Transcribe the entries that follow exactly as they appear, minus pictures.

■ **Excerpt from a dataset**
- - -
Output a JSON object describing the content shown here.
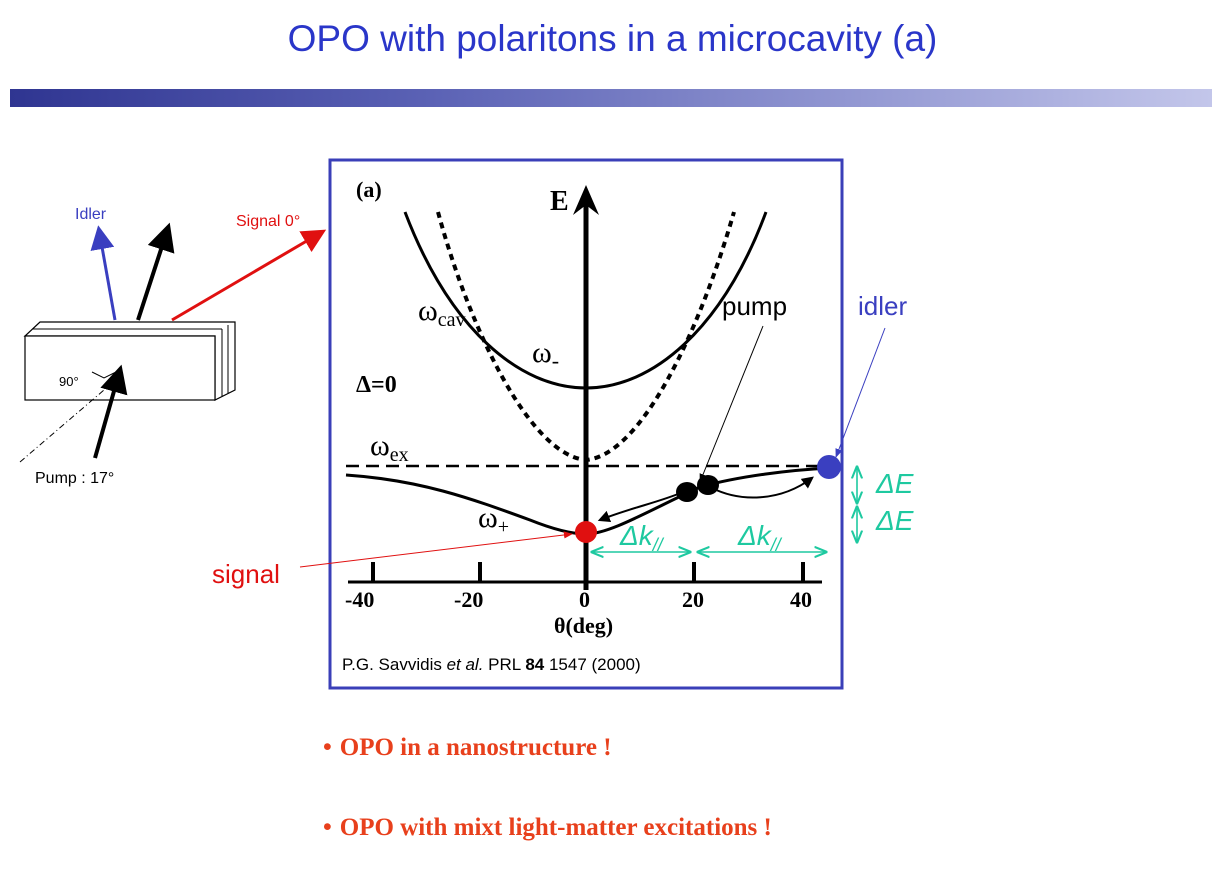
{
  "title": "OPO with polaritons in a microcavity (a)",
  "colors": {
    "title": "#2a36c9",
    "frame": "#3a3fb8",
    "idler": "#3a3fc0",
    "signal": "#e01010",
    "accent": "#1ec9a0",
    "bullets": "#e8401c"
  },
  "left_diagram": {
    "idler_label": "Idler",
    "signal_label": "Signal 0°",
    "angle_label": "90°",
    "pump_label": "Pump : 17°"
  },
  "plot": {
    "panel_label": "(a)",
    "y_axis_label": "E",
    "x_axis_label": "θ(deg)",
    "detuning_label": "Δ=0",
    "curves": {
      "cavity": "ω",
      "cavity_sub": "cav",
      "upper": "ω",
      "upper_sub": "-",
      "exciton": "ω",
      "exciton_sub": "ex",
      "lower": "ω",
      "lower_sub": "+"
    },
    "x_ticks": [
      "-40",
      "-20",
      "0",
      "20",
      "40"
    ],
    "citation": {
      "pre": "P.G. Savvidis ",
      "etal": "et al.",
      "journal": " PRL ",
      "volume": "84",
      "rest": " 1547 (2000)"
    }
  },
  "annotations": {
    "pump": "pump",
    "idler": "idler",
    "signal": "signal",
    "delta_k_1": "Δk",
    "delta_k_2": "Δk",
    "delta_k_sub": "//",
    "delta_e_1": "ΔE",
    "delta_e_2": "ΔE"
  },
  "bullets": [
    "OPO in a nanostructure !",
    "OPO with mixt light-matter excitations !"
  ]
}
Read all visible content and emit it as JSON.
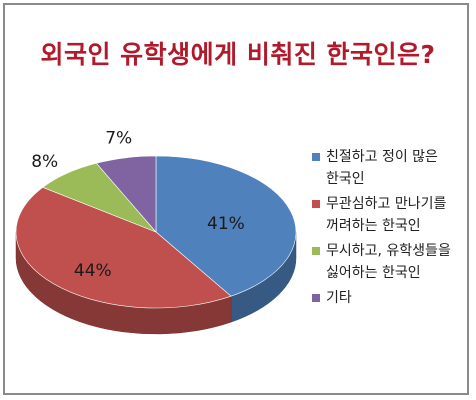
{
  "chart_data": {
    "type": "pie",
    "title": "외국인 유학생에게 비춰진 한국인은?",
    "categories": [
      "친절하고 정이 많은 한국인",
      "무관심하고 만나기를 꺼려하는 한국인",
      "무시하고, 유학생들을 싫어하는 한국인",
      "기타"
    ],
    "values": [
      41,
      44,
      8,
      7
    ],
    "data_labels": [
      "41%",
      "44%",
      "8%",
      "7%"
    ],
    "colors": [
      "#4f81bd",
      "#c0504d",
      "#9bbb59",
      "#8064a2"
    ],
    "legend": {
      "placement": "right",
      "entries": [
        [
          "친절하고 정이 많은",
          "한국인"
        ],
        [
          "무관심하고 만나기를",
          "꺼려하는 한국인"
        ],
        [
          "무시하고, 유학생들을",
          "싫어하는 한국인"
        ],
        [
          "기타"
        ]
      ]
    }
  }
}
- - -
■ **Solution for this problem**
Output a JSON object describing the content shown here.
{
  "title": "OPO with polaritons in a microcavity (a)",
  "colors": {
    "title": "#2a36c9",
    "frame": "#3a3fb8",
    "idler": "#3a3fc0",
    "signal": "#e01010",
    "accent": "#1ec9a0",
    "bullets": "#e8401c"
  },
  "left_diagram": {
    "idler_label": "Idler",
    "signal_label": "Signal 0°",
    "angle_label": "90°",
    "pump_label": "Pump : 17°"
  },
  "plot": {
    "panel_label": "(a)",
    "y_axis_label": "E",
    "x_axis_label": "θ(deg)",
    "detuning_label": "Δ=0",
    "curves": {
      "cavity": "ω",
      "cavity_sub": "cav",
      "upper": "ω",
      "upper_sub": "-",
      "exciton": "ω",
      "exciton_sub": "ex",
      "lower": "ω",
      "lower_sub": "+"
    },
    "x_ticks": [
      "-40",
      "-20",
      "0",
      "20",
      "40"
    ],
    "citation": {
      "pre": "P.G. Savvidis ",
      "etal": "et al.",
      "journal": " PRL ",
      "volume": "84",
      "rest": " 1547 (2000)"
    }
  },
  "annotations": {
    "pump": "pump",
    "idler": "idler",
    "signal": "signal",
    "delta_k_1": "Δk",
    "delta_k_2": "Δk",
    "delta_k_sub": "//",
    "delta_e_1": "ΔE",
    "delta_e_2": "ΔE"
  },
  "bullets": [
    "OPO in a nanostructure !",
    "OPO with mixt light-matter excitations !"
  ]
}
Read all visible content and emit it as JSON.
{
  "chart_data": {
    "type": "pie",
    "title": "외국인 유학생에게 비춰진 한국인은?",
    "categories": [
      "친절하고 정이 많은 한국인",
      "무관심하고 만나기를 꺼려하는 한국인",
      "무시하고, 유학생들을 싫어하는 한국인",
      "기타"
    ],
    "values": [
      41,
      44,
      8,
      7
    ],
    "data_labels": [
      "41%",
      "44%",
      "8%",
      "7%"
    ],
    "colors": [
      "#4f81bd",
      "#c0504d",
      "#9bbb59",
      "#8064a2"
    ],
    "legend": {
      "placement": "right",
      "entries": [
        [
          "친절하고 정이 많은",
          "한국인"
        ],
        [
          "무관심하고 만나기를",
          "꺼려하는 한국인"
        ],
        [
          "무시하고, 유학생들을",
          "싫어하는 한국인"
        ],
        [
          "기타"
        ]
      ]
    }
  }
}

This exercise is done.